= Work request A =
Can you write out the eugenics passage word for word, starting with "Avowed socialists like" and going on through "change its name."?
= Work request B =
Condense the paragraph of the eugenics passage that opens "Avowed socialists like H.G. Wells" into a short bulleted list that keeps its main facts.
= Work request C =
According to the eugenics passage, who wrote the Buck v. Bell decision?

= Supplied passage =
########################################
Avowed socialists like H.G. Wells, George Bernard Shaw, and even Helen Keller were eugenicists. So were liberal reformers like Havelock Ellis and John Maynard Keynes and traditionalists like Winston Churchill. Gunnar and Alva Myrdal, the architects of the Swedish welfare state (she was a Nobel Peace Prize laureate, too), supported measures to help mothers and children, but they also enthusiastically supported sterilization of the “unfit.”Buck v. Bell, the infamous Supreme Court decision that validated forced sterilization, was written by one liberal hero, Oliver Wendell Holmes, and approved by another, Louis Brandeis. As Chesler tartly observed, Sanger’s name is more closely associated with this case than the men who decided it. Nobody is demanding that Brandeis University change its name.
########################################
(Stored data entries)
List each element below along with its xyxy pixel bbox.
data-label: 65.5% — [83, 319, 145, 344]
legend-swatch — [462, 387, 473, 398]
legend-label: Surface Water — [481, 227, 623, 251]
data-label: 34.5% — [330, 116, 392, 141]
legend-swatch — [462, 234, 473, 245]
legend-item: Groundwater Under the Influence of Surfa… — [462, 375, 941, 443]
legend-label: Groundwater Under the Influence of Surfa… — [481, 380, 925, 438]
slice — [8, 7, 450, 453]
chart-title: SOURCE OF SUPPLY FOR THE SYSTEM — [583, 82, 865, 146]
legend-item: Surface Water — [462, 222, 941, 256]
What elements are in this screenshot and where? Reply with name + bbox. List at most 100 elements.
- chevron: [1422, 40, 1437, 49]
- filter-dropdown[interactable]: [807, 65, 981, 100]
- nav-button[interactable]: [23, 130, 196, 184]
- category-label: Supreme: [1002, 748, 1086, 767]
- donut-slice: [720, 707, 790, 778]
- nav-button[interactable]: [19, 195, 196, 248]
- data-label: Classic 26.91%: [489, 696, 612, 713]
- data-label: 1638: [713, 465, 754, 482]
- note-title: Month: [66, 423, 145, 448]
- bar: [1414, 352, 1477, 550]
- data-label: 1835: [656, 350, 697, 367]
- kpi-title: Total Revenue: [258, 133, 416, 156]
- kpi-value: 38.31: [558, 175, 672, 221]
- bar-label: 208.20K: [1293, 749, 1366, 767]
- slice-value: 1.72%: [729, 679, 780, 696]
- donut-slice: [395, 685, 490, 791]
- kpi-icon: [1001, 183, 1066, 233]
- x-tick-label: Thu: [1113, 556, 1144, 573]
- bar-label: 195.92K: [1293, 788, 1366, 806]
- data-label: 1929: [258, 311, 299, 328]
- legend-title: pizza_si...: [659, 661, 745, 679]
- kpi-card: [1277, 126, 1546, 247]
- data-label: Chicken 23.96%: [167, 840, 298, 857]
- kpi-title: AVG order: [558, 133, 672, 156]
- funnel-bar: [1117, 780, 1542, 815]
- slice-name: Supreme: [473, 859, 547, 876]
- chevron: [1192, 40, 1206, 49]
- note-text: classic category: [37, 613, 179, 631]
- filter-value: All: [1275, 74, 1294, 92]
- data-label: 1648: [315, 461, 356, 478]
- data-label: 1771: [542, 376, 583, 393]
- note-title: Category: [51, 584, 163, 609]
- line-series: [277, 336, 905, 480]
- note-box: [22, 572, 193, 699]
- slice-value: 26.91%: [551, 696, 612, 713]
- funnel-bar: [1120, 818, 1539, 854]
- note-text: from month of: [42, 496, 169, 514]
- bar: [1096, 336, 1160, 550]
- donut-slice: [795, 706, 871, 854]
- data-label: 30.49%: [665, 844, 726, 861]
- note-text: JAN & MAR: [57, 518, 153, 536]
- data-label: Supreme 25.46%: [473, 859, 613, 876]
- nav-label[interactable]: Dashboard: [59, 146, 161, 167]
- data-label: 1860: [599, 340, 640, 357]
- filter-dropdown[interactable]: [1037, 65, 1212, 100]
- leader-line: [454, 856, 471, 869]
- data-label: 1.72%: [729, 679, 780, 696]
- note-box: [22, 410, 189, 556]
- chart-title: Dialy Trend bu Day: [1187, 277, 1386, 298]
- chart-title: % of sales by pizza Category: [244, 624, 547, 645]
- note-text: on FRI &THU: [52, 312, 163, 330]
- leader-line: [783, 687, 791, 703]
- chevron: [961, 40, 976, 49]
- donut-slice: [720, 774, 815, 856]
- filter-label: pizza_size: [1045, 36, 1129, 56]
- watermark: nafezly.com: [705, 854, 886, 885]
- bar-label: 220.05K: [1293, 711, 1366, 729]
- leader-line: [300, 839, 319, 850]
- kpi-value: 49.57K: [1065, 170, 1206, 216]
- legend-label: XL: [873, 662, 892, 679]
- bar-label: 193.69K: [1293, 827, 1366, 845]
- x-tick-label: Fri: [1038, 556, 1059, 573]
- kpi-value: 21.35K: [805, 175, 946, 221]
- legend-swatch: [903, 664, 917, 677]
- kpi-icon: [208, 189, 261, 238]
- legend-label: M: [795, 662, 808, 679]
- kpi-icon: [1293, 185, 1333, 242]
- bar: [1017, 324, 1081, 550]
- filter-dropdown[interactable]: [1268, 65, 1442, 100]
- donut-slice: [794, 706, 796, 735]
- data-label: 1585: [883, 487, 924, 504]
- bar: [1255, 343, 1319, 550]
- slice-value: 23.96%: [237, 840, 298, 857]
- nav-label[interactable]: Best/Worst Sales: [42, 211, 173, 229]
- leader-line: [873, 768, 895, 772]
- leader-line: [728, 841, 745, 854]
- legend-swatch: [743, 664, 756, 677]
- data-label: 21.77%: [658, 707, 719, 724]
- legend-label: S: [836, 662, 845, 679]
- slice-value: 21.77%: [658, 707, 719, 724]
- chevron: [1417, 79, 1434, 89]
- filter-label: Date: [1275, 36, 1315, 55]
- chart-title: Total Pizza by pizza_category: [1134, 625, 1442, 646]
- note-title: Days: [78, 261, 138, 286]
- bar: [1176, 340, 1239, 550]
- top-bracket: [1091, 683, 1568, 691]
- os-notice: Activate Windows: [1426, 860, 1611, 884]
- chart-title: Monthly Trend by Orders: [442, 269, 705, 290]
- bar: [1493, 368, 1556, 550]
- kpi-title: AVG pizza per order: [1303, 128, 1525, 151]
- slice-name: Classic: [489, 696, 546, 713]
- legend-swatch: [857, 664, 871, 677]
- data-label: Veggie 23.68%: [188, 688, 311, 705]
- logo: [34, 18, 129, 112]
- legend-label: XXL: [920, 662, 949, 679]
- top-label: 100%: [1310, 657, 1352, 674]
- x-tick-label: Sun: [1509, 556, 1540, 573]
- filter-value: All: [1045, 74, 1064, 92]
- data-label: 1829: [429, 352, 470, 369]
########################################
= Your solution A =
Avowed socialists like H.G. Wells, George Bernard Shaw, and even Helen Keller were eugenicists. So were liberal reformers like Havelock Ellis and John Maynard Keynes and traditionalists like Winston Churchill. Gunnar and Alva Myrdal, the architects of the Swedish welfare state (she was a Nobel Peace Prize laureate, too), supported measures to help mothers and children, but they also enthusiastically supported sterilization of the “unfit.”Buck v. Bell, the infamous Supreme Court decision that validated forced sterilization, was written by one liberal hero, Oliver Wendell Holmes, and approved by another, Louis Brandeis. As Chesler tartly observed, Sanger’s name is more closely associated with this case than the men who decided it. Nobody is demanding that Brandeis University change its name.

= Your solution B =
- Socialists H.G. Wells, George Bernard Shaw and Helen Keller were eugenicists, as were liberal reformers Havelock Ellis and John Maynard Keynes and the traditionalist Winston Churchill.
- Gunnar and Alva Myrdal, architects of the Swedish welfare state, backed aid to mothers and children but also enthusiastically supported sterilizing the "unfit."
- Buck v. Bell, the Supreme Court decision that validated forced sterilization, was written by Oliver Wendell Holmes and approved by Louis Brandeis.
- Chesler noted that Sanger's name is more closely tied to the case than those of the men who decided it.
- Nobody is demanding that Brandeis University change its name.

= Your solution C =
Oliver Wendell Holmes wrote it.